Read through the records below and copy each line that uses the word "JSON".

__________

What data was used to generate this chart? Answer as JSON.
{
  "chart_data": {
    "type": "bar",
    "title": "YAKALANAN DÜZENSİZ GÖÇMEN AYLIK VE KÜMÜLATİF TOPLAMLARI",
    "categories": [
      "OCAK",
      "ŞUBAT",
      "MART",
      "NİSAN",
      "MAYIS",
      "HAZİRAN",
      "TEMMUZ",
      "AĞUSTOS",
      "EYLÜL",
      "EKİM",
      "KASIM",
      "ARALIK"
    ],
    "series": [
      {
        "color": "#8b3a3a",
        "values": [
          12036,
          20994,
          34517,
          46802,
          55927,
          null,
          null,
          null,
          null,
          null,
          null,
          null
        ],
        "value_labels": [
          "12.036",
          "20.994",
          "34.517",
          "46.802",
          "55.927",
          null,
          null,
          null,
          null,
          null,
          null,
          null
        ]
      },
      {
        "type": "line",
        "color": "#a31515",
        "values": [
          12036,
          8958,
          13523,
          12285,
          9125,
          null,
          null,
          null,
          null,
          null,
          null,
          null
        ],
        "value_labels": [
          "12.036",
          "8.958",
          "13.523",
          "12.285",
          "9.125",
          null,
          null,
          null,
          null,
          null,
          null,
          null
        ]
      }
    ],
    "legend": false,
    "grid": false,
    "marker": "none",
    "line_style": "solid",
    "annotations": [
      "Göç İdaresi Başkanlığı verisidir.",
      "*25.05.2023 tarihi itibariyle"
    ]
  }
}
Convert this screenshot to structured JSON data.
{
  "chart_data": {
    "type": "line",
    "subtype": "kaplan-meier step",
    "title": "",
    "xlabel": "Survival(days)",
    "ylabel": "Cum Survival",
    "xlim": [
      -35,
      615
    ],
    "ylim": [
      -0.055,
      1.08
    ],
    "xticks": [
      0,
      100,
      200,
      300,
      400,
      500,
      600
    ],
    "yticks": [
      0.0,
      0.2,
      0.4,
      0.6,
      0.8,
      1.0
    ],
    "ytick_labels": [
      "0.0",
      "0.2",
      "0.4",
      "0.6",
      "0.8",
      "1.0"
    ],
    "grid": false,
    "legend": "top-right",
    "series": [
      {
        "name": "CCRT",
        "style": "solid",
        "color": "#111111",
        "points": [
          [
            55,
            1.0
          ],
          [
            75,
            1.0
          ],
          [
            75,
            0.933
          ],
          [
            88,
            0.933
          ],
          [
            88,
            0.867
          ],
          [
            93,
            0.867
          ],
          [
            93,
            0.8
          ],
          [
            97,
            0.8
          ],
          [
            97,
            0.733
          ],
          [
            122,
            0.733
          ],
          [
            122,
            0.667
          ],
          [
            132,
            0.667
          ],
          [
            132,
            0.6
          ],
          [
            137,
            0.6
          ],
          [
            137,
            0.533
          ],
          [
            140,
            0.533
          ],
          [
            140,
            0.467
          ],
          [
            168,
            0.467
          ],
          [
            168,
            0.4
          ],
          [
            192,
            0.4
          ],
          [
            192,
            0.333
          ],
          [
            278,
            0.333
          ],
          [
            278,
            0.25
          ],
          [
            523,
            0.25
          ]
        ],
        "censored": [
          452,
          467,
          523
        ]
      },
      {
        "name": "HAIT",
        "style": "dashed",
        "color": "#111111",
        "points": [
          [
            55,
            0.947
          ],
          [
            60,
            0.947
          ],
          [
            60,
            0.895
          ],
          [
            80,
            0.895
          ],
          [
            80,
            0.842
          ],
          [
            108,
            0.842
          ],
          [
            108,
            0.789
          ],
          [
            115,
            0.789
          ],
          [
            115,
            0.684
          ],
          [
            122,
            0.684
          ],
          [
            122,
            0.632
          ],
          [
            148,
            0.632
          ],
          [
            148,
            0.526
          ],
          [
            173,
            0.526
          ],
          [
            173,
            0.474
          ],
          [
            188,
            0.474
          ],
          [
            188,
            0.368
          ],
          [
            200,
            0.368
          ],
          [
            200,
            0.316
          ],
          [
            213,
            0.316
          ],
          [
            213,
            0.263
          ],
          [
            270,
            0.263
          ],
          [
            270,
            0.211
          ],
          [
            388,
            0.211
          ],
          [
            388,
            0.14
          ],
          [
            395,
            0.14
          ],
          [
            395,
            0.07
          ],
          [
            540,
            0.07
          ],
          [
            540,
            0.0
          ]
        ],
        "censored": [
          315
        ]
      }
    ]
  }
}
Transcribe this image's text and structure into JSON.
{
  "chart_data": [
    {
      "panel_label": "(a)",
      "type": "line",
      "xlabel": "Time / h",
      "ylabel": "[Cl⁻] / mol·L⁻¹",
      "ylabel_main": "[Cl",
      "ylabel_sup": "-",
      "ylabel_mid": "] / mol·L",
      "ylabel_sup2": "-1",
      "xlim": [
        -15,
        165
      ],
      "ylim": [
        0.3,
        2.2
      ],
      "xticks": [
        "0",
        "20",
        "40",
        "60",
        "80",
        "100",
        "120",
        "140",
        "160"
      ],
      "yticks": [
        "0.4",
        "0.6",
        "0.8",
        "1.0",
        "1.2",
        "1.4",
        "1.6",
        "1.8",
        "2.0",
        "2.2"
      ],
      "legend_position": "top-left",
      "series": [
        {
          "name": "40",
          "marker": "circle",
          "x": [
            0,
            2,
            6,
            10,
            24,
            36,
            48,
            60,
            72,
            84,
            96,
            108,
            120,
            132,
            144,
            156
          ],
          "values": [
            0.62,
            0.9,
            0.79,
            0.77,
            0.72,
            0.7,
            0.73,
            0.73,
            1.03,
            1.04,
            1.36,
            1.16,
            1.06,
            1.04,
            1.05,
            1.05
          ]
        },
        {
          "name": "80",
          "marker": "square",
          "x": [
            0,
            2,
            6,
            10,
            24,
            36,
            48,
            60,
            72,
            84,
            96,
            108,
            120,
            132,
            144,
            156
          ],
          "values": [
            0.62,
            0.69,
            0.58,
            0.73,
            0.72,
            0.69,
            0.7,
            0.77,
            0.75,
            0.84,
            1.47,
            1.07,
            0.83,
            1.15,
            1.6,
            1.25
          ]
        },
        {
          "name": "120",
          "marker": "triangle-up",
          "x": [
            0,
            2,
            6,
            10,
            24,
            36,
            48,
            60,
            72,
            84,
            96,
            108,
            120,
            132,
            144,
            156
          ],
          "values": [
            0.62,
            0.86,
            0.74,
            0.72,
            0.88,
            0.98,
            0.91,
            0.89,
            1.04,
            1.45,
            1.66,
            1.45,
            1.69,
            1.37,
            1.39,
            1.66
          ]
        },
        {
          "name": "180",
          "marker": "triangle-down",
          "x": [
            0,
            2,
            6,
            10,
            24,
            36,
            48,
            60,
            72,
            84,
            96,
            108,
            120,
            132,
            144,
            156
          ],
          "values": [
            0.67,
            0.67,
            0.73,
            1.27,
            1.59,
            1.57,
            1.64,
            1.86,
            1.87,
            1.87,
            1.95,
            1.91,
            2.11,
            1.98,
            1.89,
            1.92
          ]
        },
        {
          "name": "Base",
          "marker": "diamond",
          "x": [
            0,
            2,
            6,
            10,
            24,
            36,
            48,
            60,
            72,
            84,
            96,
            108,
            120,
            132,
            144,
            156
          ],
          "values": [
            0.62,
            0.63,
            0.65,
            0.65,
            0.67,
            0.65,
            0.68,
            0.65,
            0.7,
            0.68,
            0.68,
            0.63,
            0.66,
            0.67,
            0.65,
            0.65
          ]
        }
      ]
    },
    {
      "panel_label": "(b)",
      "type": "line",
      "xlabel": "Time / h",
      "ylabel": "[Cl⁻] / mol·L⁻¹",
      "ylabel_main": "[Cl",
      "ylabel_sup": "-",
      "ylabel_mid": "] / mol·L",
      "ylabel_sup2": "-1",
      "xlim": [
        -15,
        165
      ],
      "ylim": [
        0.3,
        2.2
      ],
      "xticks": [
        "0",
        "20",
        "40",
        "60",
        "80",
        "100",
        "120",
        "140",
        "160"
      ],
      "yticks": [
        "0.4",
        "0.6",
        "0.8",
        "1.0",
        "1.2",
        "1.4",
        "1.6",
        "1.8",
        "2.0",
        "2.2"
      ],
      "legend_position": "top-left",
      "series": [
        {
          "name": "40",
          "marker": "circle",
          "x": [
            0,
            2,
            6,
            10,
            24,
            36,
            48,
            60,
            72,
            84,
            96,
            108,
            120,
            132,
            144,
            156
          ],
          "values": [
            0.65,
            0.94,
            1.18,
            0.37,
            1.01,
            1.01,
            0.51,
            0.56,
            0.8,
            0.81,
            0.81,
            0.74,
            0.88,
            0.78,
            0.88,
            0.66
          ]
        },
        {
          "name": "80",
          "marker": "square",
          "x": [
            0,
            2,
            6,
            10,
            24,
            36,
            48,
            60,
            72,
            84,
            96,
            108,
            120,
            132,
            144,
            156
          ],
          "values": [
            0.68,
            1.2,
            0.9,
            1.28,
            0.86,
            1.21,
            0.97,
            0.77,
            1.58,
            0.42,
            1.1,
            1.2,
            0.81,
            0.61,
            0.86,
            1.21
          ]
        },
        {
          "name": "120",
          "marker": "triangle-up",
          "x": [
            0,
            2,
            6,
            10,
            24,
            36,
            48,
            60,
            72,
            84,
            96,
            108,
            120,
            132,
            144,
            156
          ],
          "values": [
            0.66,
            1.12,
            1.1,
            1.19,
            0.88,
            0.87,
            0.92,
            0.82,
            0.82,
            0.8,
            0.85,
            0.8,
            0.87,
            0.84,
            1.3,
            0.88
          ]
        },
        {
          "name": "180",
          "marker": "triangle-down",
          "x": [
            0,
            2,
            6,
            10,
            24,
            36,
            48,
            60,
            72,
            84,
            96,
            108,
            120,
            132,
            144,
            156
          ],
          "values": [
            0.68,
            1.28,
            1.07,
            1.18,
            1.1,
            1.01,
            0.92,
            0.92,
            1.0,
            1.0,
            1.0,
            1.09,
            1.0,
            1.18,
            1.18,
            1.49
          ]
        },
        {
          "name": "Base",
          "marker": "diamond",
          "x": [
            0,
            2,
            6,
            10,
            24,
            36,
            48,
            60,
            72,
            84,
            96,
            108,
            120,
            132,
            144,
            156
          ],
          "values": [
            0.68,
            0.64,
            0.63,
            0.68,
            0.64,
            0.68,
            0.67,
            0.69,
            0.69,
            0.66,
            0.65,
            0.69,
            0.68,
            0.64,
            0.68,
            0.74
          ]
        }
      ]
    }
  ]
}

__________

● Task output
What data was used to generate this chart? Answer as JSON.
Convert this screenshot to structured JSON data.
Transcribe this image's text and structure into JSON.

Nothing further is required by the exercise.